• Task directions
Your task is to copy every line of the entries that contains "JSON".

Records from a collection of figures:
######
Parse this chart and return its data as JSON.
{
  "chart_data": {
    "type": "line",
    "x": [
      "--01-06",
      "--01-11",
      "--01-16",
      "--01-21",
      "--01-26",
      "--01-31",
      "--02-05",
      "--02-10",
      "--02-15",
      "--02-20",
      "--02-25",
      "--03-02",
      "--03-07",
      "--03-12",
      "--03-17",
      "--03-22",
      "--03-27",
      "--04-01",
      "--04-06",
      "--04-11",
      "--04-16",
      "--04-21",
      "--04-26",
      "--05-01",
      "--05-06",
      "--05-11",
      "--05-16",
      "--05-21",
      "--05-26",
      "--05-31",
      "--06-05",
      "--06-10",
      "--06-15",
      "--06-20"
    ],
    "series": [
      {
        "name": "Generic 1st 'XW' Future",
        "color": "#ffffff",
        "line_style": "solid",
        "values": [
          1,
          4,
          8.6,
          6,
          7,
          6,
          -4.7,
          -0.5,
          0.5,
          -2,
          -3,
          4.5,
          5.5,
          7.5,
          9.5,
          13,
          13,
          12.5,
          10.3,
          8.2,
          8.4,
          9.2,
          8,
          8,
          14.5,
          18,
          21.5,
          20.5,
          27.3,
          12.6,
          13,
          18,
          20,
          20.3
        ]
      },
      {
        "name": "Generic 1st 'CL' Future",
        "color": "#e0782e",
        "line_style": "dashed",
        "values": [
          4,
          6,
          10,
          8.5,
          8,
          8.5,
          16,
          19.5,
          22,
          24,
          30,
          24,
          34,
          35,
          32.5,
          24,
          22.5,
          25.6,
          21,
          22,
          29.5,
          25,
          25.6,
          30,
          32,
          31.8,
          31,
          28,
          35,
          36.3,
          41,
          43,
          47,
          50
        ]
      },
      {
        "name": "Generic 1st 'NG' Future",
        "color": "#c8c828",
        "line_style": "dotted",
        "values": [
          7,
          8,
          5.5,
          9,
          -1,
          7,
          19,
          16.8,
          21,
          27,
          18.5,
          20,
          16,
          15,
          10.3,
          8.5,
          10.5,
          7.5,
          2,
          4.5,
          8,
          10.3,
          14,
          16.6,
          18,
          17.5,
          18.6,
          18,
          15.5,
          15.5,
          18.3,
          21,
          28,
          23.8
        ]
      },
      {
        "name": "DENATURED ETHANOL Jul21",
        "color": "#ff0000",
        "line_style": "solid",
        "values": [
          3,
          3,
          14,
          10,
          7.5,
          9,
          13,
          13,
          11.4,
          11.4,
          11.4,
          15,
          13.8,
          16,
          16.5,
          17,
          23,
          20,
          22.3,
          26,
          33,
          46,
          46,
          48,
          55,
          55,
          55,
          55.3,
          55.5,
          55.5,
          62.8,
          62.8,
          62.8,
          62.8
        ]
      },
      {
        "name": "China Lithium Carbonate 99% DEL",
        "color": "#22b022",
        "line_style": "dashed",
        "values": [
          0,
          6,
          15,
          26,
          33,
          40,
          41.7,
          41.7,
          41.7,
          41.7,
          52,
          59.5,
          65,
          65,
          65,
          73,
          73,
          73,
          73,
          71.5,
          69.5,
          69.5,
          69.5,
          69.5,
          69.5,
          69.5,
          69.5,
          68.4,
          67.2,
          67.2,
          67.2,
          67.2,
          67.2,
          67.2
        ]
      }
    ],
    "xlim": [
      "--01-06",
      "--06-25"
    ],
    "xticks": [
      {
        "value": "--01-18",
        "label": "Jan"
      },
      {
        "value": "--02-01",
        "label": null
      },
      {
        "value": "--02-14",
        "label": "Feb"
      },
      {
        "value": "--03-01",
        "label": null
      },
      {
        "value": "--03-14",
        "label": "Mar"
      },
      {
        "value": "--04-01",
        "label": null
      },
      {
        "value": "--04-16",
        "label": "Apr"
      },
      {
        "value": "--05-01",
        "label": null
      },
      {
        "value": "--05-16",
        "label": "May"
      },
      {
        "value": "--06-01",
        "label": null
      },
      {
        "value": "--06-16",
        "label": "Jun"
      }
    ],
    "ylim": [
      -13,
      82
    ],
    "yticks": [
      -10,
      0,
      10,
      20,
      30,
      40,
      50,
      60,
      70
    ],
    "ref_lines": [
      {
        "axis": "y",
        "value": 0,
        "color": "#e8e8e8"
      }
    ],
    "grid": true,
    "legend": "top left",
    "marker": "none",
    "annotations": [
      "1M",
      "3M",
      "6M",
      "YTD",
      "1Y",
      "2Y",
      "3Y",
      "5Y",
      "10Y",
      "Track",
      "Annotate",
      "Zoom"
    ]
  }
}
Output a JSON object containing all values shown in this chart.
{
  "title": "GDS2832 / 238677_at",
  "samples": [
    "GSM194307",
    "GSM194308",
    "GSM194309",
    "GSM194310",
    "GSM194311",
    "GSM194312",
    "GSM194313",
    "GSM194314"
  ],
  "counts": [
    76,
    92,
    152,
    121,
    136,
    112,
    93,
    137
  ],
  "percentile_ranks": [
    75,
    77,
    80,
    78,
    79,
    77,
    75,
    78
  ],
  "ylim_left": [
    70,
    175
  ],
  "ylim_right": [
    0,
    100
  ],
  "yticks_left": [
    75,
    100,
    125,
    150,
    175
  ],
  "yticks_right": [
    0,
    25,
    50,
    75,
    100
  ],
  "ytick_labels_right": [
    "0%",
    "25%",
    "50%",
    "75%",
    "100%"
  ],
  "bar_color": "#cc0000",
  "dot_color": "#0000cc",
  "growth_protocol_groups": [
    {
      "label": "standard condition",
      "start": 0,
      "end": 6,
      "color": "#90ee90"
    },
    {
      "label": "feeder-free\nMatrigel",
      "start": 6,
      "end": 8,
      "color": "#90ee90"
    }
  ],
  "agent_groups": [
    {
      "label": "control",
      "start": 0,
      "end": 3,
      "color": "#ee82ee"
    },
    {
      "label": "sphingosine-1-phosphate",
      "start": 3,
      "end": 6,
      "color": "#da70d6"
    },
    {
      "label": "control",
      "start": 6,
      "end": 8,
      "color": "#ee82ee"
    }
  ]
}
######
• Complete response
Parse this chart and return its data as JSON.
Output a JSON object containing all values shown in this chart.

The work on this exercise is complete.